-- Start RECORDS FOR THE TASK --

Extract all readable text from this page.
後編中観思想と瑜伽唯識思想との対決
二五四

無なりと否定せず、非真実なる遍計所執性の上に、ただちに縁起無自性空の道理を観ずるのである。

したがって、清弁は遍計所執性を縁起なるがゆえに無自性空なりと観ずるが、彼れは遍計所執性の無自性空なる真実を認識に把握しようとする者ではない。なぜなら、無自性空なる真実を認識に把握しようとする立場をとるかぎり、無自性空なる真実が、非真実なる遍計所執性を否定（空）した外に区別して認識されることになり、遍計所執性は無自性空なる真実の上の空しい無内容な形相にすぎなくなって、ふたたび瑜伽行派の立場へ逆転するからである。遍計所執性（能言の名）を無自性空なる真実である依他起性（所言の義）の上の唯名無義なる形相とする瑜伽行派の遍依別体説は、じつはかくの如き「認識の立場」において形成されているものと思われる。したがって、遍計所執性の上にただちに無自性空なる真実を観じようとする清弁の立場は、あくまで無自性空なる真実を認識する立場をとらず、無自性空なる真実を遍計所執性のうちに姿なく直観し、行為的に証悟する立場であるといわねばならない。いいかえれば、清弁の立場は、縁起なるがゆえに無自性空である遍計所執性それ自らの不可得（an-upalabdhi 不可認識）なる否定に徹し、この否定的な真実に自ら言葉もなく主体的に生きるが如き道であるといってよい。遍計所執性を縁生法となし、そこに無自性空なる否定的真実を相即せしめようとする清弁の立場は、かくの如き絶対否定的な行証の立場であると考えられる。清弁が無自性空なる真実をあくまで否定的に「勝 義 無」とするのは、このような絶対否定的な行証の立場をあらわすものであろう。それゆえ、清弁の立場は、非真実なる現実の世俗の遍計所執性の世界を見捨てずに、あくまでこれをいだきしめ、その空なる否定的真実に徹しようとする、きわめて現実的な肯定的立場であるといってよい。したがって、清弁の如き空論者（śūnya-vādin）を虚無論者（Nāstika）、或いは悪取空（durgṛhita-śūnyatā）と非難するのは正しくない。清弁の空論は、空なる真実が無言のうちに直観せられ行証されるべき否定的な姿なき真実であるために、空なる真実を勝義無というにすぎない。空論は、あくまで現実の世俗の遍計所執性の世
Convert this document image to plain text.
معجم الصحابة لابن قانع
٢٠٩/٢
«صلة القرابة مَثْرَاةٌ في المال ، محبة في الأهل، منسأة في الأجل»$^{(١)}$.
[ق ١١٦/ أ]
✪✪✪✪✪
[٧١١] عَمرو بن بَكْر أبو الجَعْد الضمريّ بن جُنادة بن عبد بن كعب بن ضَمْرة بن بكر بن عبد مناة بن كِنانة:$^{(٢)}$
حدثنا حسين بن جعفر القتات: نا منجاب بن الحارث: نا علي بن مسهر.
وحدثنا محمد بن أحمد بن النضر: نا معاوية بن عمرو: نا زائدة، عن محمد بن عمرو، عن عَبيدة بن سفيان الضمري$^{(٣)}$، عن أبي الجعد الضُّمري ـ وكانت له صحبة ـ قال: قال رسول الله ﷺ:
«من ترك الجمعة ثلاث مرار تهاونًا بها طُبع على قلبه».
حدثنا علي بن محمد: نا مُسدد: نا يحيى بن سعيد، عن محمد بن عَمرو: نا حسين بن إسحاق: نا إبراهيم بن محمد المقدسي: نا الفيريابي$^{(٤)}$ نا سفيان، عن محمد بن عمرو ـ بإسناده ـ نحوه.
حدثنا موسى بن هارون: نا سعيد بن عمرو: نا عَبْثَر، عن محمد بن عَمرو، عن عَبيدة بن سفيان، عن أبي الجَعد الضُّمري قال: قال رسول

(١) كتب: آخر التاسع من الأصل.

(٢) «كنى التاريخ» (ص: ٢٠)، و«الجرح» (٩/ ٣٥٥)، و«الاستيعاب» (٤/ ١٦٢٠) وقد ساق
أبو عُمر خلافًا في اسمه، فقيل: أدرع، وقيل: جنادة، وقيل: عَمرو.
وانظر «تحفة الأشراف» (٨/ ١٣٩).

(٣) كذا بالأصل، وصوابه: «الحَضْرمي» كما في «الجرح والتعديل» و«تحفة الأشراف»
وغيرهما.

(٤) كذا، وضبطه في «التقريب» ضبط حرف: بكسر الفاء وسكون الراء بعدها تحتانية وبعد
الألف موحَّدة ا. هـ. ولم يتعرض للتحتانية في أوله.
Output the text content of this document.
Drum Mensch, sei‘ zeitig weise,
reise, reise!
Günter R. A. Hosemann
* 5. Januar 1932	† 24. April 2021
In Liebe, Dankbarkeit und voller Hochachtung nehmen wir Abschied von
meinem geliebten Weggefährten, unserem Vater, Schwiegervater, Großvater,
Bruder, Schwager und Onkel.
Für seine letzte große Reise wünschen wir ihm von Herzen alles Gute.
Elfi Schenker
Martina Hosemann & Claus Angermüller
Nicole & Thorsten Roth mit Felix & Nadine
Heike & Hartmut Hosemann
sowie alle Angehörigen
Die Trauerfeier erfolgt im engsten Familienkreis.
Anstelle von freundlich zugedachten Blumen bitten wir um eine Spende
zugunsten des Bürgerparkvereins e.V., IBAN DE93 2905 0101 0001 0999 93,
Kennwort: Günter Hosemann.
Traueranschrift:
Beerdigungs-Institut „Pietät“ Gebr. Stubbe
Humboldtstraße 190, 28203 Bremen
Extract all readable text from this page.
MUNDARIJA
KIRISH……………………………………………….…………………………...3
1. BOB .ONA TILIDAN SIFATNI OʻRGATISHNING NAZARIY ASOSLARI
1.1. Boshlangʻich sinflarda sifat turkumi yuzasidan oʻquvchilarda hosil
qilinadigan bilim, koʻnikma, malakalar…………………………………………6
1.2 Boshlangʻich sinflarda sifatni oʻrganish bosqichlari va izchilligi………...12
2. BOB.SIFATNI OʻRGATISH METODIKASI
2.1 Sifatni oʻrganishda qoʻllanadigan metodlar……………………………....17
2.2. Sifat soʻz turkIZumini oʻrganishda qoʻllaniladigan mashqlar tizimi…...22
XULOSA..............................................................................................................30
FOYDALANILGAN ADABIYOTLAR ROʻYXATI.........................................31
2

-- End RECORDS FOR THE TASK --

> [WORK TO BE COMPLETED] Count the lines that include the word "oʻrganishda" and state the result as a bare number.

> [RESULT OF THIS EXERCISE] 2